▶ _DATASET RECORDS_:
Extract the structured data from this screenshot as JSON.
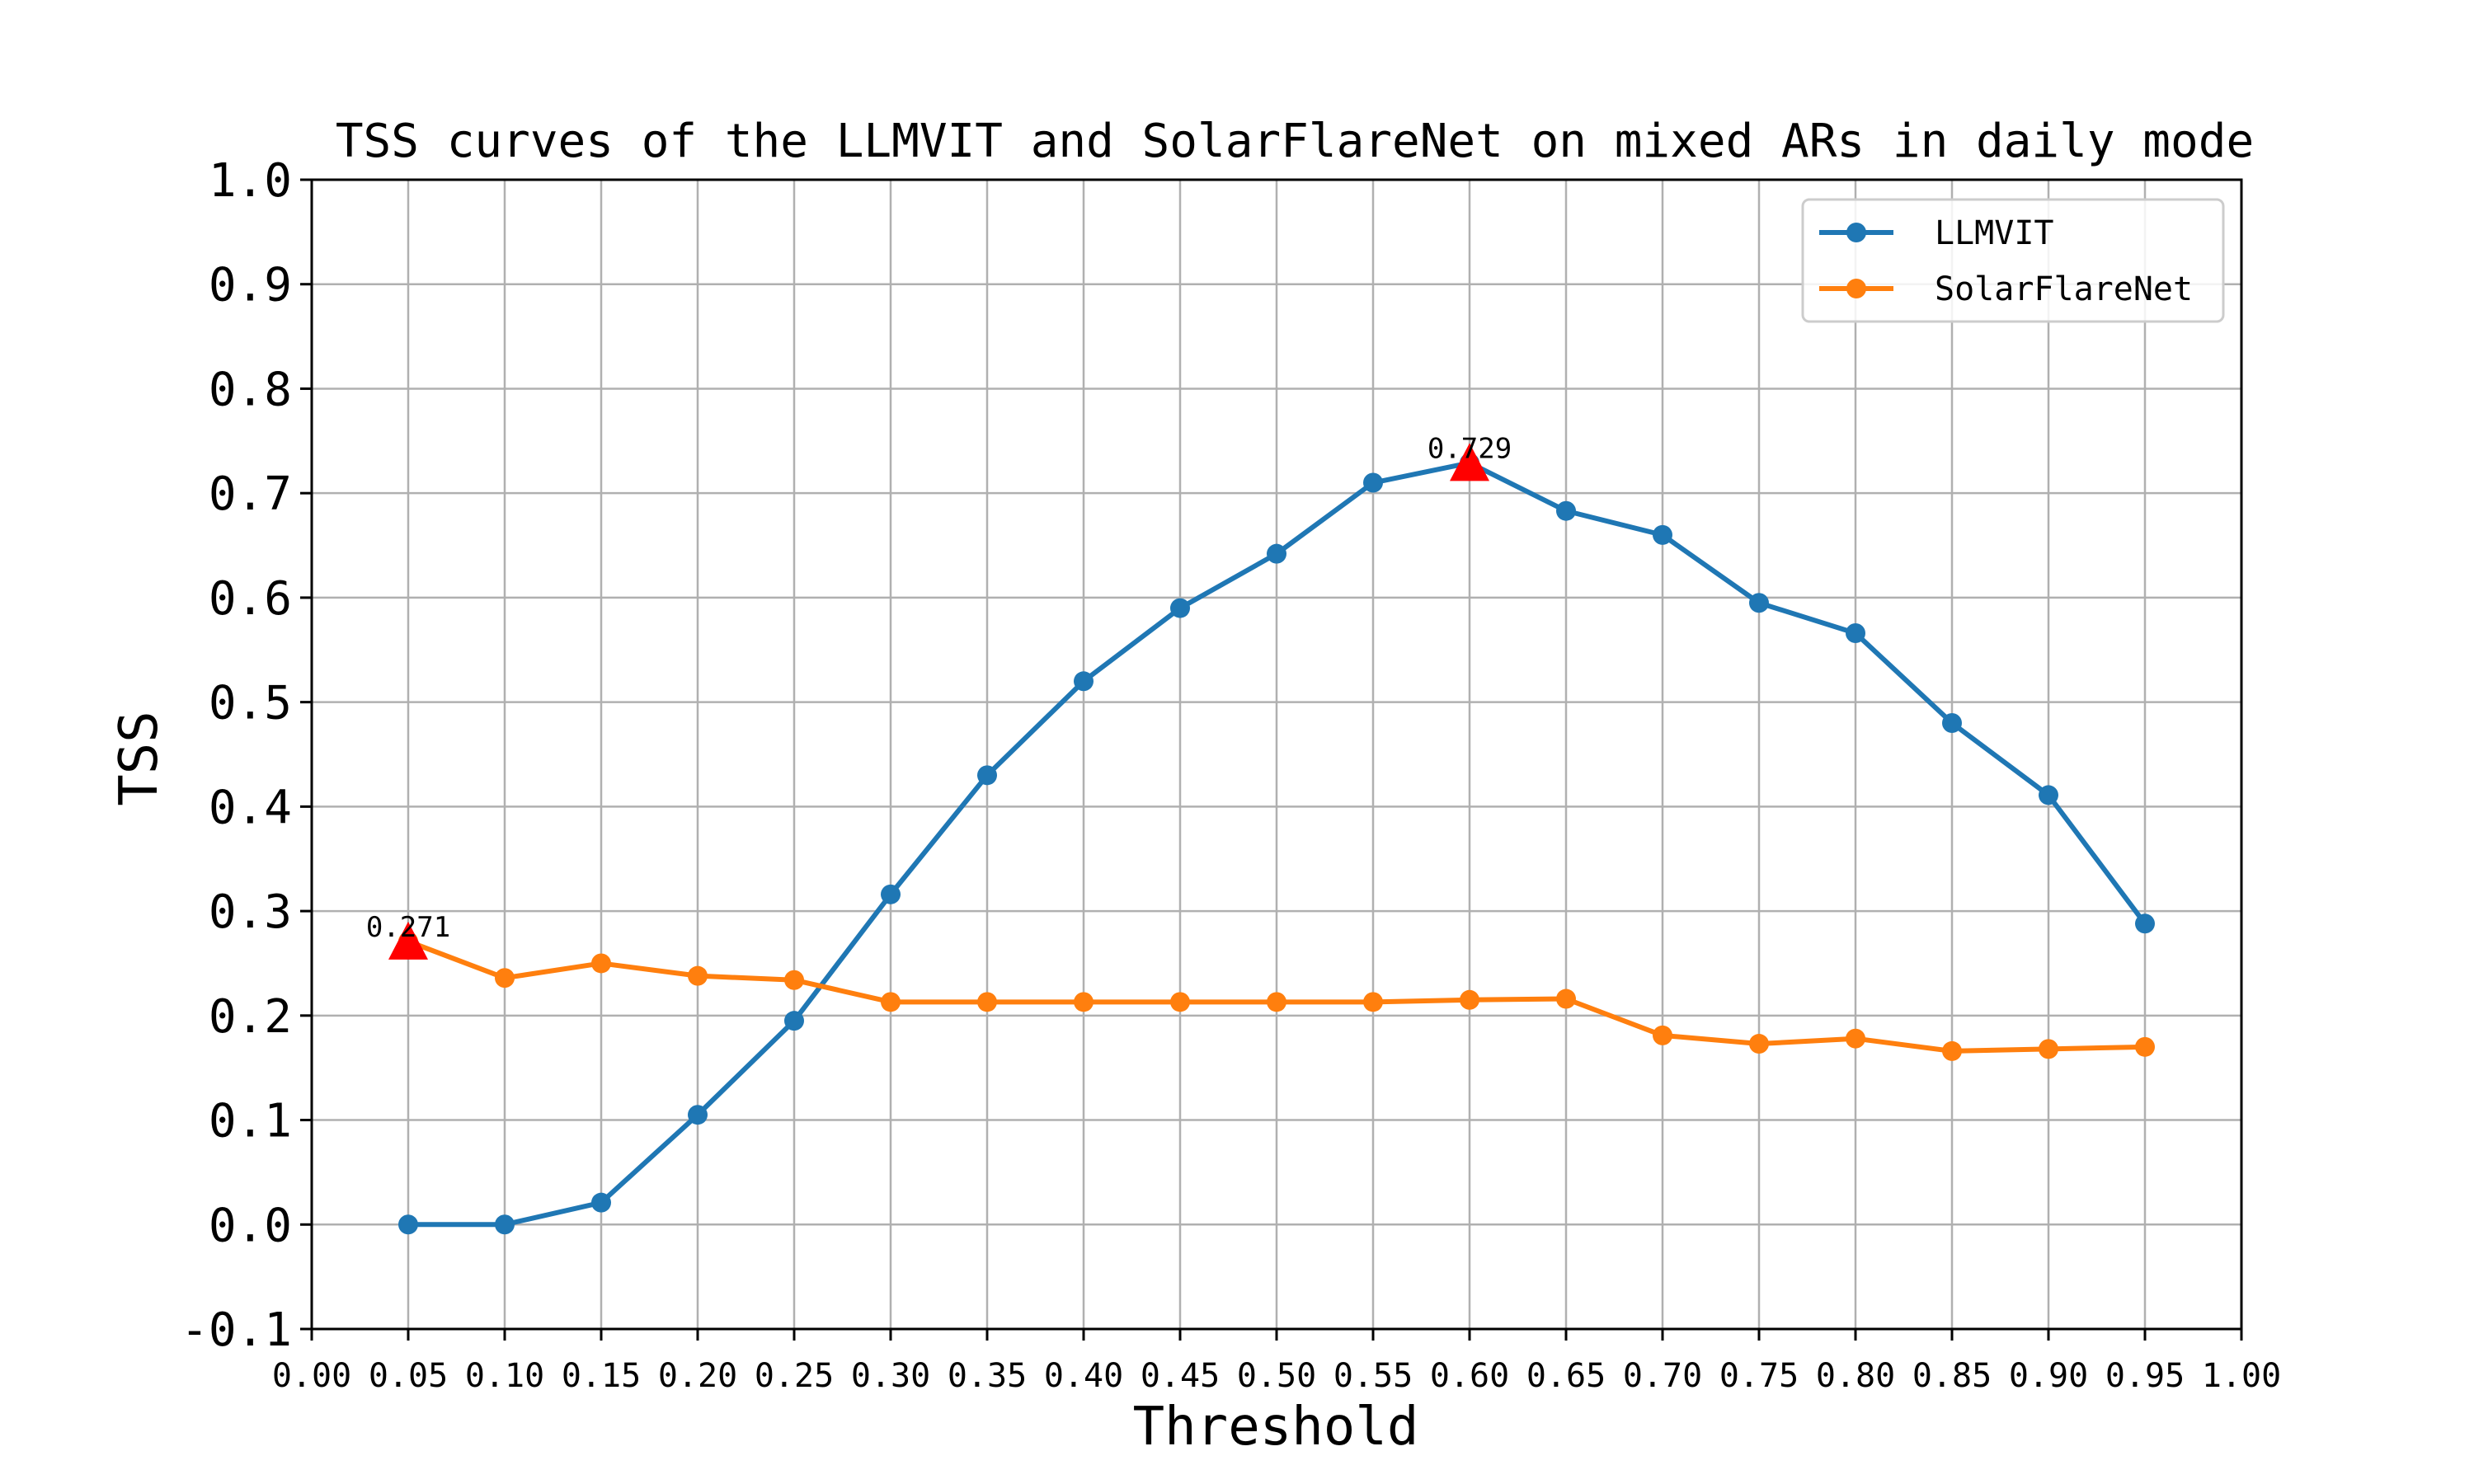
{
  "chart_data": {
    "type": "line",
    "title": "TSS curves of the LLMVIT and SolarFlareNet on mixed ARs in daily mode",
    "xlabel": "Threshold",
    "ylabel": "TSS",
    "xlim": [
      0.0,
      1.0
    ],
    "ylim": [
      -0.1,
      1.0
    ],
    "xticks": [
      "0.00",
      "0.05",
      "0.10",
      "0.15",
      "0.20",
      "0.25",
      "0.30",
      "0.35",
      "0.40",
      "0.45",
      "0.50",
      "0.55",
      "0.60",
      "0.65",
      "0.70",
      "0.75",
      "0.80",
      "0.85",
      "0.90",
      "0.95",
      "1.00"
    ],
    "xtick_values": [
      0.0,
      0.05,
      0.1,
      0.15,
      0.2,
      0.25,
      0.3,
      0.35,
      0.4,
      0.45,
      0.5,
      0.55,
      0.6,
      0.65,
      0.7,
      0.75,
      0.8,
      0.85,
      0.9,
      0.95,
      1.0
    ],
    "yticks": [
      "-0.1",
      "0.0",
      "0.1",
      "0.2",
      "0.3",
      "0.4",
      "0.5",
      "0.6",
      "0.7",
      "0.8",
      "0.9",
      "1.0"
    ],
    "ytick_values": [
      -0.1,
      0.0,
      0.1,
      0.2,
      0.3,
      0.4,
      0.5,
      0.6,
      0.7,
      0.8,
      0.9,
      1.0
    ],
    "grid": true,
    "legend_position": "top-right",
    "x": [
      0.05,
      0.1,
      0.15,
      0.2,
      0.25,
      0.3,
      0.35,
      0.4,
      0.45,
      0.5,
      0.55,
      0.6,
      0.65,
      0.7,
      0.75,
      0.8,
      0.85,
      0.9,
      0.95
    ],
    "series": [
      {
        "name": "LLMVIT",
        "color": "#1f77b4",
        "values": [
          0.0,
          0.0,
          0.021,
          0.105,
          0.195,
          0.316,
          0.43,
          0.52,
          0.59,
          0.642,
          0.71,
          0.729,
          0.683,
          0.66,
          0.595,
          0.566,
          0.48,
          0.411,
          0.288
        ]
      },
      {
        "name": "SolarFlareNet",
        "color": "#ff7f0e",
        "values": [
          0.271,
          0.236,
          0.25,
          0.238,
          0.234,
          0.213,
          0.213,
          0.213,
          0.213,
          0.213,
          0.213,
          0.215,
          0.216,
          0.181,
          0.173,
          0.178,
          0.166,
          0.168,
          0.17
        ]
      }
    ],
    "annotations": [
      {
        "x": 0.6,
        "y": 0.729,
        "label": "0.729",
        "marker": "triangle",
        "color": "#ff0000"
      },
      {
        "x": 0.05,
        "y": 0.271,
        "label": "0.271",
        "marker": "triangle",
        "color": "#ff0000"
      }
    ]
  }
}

* * *

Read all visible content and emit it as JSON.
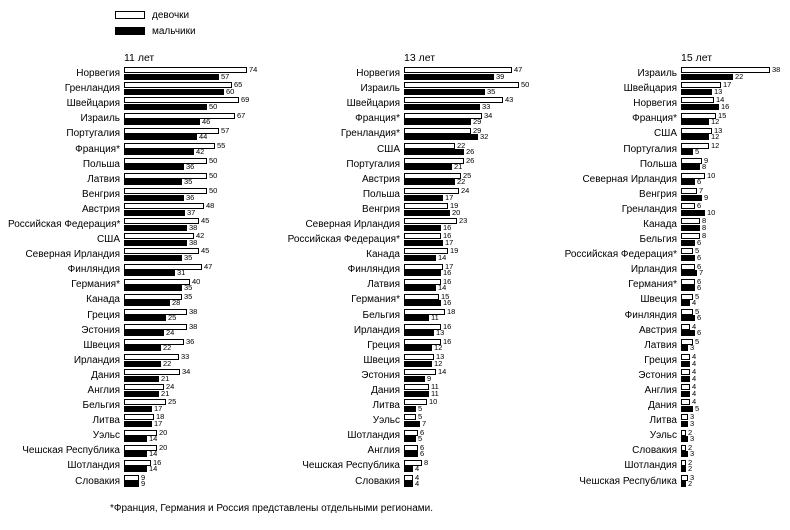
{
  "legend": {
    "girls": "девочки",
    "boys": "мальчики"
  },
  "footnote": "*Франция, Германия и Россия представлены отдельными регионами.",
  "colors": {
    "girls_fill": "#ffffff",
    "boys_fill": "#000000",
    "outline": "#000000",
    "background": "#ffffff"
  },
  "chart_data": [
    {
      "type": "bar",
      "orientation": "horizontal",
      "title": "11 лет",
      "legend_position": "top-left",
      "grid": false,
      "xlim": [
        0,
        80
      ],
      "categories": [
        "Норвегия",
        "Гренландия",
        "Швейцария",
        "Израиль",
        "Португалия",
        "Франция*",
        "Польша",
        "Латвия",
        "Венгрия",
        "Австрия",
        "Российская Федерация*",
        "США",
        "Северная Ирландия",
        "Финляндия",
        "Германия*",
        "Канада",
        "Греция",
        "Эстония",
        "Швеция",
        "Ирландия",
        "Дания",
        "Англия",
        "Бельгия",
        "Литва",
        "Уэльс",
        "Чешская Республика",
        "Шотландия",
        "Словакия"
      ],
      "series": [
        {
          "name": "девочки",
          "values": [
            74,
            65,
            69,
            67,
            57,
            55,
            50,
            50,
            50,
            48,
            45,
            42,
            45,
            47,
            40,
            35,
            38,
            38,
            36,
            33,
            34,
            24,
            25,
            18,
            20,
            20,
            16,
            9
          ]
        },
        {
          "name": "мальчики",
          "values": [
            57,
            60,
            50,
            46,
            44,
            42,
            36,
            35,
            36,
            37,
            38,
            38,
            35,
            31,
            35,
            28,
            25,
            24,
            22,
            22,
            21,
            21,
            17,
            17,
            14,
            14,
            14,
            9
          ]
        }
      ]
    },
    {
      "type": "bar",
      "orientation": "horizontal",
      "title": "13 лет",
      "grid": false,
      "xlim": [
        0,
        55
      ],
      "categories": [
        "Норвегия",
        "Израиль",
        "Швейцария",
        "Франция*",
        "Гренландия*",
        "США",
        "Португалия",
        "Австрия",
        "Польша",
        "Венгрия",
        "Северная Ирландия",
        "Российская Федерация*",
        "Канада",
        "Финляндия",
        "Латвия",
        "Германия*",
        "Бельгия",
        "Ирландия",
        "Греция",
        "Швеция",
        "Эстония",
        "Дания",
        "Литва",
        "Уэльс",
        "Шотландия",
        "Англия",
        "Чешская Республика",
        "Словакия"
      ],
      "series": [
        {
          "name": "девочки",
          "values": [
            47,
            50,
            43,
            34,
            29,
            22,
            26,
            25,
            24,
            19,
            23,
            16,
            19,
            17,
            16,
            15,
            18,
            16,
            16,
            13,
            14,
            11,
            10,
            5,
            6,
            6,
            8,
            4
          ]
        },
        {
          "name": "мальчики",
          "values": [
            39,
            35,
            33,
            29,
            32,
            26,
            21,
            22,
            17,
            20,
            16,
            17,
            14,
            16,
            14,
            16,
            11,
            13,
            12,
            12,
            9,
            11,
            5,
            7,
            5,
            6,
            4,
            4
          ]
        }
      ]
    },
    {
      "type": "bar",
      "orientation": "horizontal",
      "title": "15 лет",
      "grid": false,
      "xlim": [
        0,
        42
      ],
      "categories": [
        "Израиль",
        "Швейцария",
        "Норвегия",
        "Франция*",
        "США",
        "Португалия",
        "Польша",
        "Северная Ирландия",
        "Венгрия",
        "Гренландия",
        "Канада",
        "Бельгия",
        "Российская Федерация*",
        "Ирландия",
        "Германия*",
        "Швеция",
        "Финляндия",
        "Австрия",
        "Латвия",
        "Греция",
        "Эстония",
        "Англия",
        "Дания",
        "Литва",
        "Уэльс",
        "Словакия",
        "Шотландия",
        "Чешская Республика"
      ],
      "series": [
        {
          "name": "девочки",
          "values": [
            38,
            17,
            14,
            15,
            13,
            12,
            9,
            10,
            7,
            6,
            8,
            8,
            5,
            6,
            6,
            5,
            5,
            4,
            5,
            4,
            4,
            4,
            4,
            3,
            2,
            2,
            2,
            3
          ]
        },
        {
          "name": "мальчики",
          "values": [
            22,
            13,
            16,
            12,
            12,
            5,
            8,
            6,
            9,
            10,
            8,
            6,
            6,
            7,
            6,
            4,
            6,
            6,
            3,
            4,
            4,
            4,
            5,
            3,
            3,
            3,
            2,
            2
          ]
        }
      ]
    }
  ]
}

--

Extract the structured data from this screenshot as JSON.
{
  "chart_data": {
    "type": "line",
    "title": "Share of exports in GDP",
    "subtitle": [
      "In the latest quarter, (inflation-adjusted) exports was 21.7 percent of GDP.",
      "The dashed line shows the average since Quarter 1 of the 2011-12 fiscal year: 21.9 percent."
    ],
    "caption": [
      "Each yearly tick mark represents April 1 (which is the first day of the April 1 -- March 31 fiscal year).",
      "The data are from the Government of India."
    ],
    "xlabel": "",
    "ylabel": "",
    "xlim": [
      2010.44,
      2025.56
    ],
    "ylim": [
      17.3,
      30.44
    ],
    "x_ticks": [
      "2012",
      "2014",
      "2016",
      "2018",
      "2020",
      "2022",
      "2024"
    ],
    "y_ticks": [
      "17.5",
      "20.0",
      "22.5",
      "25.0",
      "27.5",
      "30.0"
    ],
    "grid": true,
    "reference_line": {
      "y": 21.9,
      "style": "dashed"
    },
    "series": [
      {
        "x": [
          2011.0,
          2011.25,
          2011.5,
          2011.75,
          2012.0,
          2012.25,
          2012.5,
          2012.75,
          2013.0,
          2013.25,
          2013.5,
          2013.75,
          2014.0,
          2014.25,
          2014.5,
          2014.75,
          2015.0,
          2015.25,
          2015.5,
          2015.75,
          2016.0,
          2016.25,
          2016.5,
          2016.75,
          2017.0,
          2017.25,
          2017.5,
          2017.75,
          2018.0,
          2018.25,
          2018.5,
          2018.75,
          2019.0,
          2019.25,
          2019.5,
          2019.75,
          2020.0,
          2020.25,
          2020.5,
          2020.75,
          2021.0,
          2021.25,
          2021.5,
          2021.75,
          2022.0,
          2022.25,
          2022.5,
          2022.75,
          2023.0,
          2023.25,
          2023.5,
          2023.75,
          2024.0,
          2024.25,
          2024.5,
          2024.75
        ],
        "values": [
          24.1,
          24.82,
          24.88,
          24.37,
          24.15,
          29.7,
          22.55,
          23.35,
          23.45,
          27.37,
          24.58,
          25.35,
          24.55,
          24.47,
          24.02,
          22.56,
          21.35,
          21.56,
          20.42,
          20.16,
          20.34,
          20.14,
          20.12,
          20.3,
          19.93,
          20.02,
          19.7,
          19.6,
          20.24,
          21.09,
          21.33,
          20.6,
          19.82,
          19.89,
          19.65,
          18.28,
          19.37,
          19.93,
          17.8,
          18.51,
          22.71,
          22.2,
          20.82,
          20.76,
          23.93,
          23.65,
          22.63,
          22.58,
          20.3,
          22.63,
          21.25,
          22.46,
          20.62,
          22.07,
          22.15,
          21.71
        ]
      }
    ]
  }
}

▶ _BRIEF_: Search the listing for the word "exports" and return each line that holds it.

▶ _RIGHT ANSWER_:
    "title": "Share of exports in GDP",
      "In the latest quarter, (inflation-adjusted) exports was 21.7 percent of GDP.",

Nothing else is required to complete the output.